Dataset items

◆ ◆ ◆ ◆

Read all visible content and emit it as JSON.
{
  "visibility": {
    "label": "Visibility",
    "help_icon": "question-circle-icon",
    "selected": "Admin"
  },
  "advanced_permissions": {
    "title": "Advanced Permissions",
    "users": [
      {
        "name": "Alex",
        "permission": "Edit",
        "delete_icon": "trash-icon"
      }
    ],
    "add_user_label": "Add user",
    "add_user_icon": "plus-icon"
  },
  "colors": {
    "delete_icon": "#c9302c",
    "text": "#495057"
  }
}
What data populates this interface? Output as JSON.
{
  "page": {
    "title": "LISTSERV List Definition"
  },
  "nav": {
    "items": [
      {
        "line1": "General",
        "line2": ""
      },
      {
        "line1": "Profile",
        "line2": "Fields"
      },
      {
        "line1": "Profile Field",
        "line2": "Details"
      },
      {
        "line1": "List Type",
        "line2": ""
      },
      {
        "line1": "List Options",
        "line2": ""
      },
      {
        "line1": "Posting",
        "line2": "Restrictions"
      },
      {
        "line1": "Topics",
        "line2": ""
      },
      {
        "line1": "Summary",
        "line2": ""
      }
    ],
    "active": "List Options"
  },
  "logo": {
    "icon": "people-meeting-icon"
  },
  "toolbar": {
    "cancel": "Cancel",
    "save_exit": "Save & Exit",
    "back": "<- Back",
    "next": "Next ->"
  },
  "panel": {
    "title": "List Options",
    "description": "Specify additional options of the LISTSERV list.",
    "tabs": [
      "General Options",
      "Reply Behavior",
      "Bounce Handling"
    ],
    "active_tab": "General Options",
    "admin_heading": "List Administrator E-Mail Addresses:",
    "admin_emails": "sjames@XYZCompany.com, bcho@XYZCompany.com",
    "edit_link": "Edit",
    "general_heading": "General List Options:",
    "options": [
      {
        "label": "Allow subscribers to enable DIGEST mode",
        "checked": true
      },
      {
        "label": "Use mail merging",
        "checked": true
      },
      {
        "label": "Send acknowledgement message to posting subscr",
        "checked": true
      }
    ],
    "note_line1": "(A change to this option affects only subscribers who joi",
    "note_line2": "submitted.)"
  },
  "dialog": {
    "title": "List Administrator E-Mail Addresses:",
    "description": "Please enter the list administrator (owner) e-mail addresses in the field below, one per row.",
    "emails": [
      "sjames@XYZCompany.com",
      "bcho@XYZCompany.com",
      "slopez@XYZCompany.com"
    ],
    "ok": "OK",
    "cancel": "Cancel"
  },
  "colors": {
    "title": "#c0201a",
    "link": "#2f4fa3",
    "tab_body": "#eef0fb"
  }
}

◆ ◆ ◆ ◆

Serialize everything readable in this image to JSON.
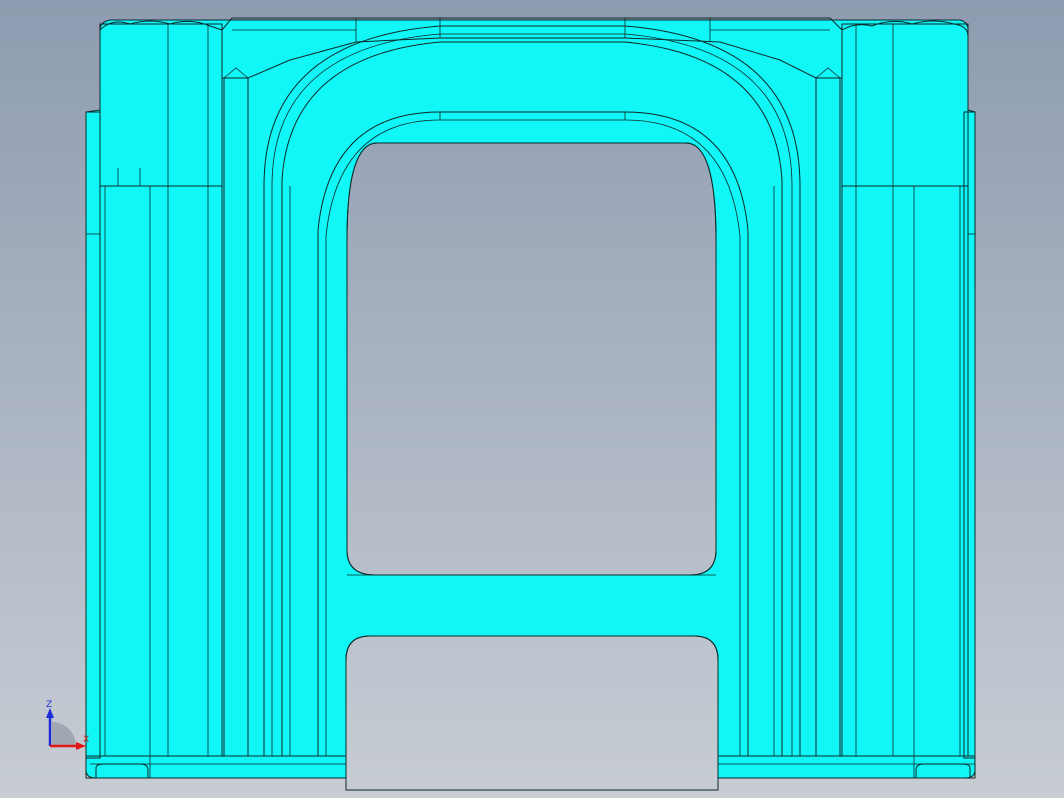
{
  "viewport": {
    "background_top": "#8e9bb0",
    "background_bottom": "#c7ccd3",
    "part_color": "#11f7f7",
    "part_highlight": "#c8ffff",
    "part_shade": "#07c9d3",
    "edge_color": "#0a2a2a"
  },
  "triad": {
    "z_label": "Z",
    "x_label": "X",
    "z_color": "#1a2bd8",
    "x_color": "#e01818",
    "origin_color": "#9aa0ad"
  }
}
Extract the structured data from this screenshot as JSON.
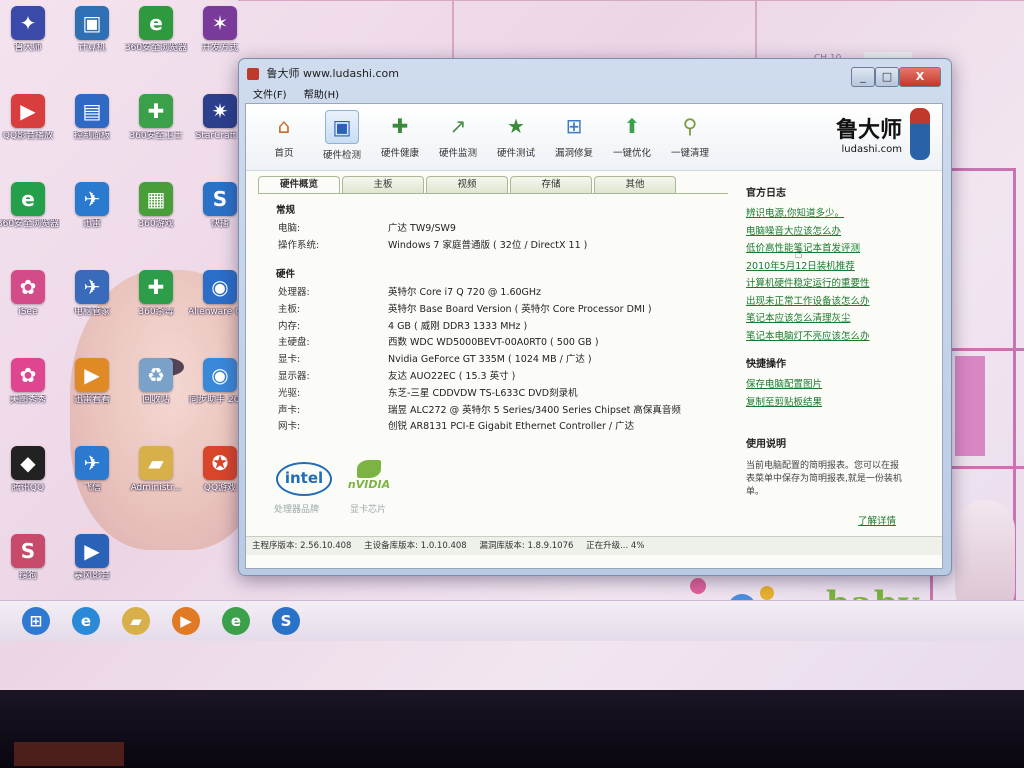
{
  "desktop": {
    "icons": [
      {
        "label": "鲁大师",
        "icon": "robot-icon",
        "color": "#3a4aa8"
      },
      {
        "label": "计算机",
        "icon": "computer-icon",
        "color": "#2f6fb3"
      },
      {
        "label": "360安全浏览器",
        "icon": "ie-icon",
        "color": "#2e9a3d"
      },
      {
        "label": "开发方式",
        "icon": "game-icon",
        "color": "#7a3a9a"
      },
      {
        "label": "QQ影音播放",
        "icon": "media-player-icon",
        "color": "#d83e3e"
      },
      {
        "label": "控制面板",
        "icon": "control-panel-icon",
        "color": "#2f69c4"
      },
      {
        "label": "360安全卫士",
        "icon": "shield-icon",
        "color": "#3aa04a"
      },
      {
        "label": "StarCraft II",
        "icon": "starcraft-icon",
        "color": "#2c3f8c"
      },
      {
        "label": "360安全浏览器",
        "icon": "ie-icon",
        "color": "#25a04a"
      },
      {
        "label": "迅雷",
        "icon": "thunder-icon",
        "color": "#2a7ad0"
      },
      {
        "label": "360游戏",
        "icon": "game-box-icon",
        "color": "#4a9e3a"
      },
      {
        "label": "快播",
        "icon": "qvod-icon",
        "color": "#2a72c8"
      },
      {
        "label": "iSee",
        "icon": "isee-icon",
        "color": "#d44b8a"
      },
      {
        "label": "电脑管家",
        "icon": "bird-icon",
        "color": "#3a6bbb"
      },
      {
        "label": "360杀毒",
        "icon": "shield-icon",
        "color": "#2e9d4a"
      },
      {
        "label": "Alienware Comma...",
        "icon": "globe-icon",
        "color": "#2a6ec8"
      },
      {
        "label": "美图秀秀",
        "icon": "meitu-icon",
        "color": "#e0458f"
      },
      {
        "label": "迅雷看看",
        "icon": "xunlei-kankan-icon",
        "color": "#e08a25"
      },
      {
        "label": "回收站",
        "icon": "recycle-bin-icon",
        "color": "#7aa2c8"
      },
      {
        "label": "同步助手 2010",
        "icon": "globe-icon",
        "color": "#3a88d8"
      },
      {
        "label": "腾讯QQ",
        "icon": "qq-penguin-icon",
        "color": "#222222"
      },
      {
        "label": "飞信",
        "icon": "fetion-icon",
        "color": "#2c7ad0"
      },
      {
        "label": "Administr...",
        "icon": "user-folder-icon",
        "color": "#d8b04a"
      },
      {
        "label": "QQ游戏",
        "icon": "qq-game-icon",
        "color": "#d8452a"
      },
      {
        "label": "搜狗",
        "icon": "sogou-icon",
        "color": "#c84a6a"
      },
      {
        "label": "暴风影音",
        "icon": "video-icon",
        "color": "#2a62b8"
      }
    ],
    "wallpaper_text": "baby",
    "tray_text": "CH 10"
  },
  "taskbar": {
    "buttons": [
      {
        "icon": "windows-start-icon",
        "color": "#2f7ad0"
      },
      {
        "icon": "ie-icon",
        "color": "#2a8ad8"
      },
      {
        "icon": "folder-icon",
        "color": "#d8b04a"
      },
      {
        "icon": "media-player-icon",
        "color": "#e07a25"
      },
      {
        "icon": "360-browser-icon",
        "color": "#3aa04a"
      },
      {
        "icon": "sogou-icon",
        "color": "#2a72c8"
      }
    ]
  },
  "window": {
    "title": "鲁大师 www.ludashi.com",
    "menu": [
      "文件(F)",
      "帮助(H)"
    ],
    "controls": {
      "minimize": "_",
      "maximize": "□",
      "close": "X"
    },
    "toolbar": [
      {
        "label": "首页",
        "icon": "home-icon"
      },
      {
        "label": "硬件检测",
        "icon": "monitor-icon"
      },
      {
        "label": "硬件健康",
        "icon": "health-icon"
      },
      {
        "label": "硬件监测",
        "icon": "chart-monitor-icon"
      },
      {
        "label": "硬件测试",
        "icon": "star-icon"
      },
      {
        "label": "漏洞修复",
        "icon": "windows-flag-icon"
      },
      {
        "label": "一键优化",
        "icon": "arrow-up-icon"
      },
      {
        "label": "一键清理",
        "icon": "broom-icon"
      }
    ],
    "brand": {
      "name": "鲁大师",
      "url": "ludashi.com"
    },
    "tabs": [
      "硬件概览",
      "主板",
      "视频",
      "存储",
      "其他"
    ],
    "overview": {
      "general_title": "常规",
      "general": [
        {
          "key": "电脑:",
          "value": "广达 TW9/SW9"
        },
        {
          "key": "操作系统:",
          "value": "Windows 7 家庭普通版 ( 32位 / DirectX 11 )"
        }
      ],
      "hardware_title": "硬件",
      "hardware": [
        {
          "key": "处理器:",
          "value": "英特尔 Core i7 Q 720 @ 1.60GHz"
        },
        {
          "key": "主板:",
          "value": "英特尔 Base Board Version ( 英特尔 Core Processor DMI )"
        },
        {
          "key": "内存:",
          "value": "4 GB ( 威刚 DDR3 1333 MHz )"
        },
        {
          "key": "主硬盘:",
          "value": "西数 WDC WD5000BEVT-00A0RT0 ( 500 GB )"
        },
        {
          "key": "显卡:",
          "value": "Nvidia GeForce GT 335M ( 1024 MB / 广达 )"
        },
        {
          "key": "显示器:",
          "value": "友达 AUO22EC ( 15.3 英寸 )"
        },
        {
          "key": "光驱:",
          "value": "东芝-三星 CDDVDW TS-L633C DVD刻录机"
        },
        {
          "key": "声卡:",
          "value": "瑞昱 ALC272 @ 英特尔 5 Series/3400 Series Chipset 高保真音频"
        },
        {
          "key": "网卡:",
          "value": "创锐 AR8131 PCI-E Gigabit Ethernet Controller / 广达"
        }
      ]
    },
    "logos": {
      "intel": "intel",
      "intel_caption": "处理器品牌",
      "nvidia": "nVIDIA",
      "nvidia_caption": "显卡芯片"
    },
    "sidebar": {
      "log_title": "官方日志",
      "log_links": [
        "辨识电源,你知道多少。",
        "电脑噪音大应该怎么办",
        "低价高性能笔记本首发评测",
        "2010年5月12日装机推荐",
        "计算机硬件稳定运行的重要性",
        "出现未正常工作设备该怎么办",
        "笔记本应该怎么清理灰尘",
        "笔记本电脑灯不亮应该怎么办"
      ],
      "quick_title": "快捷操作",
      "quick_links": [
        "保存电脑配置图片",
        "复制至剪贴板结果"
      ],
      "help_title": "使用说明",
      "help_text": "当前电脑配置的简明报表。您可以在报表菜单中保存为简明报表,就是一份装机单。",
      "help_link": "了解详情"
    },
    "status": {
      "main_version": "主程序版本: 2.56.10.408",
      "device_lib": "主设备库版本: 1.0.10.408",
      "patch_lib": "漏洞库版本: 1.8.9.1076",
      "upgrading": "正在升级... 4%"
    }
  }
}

◆ ◆ ◆ ◆

REQUIREMENT: Track down all lines above with the string "bcho" and copy them.

THE SOLUTION:
    "admin_emails": "sjames@XYZCompany.com, bcho@XYZCompany.com",
      "bcho@XYZCompany.com",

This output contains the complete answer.